» **Data to process**
=====

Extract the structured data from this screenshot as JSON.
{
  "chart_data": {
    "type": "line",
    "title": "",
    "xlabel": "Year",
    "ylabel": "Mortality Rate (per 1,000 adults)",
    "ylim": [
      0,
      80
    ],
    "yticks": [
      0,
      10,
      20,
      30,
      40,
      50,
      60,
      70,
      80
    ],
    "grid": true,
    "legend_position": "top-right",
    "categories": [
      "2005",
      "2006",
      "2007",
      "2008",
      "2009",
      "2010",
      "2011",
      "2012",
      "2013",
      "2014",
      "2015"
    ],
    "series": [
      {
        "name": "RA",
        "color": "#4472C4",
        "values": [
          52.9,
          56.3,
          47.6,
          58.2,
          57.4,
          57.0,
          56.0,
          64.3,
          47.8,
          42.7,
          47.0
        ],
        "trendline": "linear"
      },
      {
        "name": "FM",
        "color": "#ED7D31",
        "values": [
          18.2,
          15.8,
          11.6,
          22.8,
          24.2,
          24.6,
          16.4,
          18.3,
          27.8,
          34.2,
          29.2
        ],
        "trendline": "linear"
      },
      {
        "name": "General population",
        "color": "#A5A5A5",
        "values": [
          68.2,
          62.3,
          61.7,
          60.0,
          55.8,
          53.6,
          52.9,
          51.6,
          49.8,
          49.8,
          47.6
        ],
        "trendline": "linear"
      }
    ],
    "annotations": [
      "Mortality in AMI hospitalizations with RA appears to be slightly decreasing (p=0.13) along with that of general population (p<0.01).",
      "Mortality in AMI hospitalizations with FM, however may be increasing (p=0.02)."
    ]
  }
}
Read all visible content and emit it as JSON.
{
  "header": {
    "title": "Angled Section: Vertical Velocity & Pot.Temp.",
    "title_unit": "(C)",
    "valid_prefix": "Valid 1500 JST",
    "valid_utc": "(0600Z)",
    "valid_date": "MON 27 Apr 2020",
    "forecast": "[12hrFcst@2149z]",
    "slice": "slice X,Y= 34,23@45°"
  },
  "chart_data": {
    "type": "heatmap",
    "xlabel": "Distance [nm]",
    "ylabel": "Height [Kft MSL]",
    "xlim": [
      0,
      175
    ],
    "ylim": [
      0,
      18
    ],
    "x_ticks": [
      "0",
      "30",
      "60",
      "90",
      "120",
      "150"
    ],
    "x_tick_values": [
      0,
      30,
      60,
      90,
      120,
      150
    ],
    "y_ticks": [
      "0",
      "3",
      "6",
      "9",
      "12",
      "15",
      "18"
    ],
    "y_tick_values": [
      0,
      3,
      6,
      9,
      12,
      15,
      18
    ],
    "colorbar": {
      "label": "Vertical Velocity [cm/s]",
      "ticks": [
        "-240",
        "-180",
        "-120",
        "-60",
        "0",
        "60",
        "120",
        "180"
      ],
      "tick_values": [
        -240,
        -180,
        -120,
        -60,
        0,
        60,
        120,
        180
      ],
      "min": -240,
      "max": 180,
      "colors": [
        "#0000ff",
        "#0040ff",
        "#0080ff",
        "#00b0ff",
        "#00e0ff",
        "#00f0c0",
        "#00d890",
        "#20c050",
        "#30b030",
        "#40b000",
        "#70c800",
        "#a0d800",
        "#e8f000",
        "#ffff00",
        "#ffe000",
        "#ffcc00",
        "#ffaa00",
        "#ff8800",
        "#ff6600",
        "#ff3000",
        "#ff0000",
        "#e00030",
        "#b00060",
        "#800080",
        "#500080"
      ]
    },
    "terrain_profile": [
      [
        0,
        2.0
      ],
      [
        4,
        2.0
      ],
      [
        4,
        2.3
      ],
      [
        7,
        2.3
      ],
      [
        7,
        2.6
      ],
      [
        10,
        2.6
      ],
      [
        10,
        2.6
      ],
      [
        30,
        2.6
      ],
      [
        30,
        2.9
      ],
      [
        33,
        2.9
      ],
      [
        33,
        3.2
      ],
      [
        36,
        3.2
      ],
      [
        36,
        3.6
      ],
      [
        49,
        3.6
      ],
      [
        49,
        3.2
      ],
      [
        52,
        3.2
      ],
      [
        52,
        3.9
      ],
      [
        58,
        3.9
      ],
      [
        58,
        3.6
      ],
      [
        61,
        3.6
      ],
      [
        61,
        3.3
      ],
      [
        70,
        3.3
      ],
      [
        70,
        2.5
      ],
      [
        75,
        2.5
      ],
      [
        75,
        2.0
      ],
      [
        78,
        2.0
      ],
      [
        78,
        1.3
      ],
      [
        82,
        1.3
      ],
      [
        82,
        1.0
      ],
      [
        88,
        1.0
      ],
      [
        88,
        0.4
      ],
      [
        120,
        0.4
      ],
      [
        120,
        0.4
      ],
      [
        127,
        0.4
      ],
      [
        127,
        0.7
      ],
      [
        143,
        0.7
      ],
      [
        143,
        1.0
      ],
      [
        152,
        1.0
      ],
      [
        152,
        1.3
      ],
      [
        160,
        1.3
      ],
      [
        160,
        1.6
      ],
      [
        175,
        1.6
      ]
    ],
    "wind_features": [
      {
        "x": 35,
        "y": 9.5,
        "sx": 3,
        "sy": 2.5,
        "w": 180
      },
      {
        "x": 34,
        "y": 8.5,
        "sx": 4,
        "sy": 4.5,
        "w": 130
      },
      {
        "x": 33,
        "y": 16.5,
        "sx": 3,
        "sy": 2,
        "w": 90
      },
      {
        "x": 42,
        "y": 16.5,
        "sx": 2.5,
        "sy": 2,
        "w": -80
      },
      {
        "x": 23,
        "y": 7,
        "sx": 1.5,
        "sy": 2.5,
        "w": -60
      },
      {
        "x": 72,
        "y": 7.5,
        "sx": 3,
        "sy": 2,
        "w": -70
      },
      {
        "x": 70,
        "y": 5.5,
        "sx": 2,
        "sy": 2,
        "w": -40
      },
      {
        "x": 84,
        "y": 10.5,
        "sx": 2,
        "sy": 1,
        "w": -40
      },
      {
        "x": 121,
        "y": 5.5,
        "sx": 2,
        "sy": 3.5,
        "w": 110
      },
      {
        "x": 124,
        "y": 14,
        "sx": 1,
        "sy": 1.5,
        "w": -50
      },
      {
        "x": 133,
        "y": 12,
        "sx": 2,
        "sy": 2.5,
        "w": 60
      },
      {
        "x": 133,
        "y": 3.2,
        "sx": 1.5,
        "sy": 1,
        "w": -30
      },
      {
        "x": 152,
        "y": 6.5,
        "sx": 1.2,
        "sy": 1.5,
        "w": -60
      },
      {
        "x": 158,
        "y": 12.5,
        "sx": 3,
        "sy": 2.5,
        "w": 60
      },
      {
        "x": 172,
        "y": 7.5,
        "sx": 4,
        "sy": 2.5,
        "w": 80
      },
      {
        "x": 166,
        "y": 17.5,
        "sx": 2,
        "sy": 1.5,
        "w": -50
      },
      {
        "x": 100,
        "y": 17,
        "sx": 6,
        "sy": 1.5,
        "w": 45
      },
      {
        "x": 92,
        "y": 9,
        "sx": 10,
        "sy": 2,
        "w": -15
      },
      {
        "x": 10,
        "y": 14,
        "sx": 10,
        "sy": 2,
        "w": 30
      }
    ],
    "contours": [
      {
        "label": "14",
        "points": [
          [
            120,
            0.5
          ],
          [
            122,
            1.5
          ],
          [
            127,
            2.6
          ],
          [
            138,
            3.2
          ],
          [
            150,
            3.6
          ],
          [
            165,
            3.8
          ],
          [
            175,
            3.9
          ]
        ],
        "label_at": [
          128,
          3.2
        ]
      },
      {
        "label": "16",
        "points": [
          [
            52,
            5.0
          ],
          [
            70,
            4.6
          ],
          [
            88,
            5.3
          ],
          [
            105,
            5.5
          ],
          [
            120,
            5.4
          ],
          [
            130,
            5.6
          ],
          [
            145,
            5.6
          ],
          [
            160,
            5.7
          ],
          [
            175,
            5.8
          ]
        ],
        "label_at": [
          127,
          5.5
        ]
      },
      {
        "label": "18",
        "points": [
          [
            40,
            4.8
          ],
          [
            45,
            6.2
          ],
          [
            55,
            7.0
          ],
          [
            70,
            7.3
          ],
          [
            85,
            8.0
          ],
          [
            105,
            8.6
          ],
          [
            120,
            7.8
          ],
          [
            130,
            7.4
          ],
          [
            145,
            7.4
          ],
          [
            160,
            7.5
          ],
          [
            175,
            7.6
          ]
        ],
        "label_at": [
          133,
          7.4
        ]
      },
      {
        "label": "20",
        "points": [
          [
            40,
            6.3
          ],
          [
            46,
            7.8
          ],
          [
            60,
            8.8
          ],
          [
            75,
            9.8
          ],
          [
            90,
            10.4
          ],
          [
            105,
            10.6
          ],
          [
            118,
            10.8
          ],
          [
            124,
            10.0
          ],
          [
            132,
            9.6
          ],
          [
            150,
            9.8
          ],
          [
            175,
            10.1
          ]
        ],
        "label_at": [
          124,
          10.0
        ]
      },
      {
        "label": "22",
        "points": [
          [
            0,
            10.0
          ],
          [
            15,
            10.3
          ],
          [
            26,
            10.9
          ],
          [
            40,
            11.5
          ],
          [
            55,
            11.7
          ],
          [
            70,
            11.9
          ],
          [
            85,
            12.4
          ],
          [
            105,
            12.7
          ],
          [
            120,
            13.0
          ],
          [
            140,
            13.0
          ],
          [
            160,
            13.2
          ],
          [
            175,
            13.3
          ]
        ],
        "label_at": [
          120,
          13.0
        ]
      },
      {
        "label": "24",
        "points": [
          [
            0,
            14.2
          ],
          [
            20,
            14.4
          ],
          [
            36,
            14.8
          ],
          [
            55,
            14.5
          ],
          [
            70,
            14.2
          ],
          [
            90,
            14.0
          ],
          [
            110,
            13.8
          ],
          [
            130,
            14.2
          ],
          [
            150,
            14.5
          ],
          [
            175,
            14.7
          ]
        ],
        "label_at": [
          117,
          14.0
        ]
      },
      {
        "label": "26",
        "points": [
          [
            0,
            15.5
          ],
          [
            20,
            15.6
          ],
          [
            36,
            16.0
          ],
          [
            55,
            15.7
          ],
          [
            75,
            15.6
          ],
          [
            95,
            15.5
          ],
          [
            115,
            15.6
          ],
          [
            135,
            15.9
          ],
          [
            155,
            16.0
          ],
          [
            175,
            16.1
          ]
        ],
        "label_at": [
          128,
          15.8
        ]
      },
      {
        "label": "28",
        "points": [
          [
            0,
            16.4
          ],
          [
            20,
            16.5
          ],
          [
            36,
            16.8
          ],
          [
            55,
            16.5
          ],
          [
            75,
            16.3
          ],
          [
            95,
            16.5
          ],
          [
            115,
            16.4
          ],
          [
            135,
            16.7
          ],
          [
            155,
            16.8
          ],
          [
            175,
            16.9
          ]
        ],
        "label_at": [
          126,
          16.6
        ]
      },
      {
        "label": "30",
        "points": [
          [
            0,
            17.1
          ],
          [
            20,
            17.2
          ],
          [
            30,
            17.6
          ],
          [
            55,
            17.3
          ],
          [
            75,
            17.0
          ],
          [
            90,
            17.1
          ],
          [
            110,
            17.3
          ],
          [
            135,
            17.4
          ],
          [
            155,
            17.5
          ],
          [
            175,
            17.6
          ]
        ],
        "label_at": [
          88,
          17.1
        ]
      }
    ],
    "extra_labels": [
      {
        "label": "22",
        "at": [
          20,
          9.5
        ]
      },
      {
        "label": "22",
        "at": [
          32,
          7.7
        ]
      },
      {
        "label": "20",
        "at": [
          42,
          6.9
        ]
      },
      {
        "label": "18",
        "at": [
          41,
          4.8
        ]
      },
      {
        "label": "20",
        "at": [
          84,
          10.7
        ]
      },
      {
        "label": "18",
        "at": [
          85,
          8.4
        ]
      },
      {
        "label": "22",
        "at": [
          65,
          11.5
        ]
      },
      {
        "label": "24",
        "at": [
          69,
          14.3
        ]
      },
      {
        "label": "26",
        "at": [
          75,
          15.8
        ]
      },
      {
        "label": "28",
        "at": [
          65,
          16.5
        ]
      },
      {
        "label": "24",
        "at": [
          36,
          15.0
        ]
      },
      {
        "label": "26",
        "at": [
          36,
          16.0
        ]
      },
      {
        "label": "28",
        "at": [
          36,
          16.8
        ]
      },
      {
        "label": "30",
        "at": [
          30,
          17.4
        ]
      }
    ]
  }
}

=====

» **Task directions**
Scan the lines for the string "ylabel". Pick out every line that has it.

» **Reply to the task**
    "ylabel": "Mortality Rate (per 1,000 adults)",
    "ylabel": "Height [Kft MSL]",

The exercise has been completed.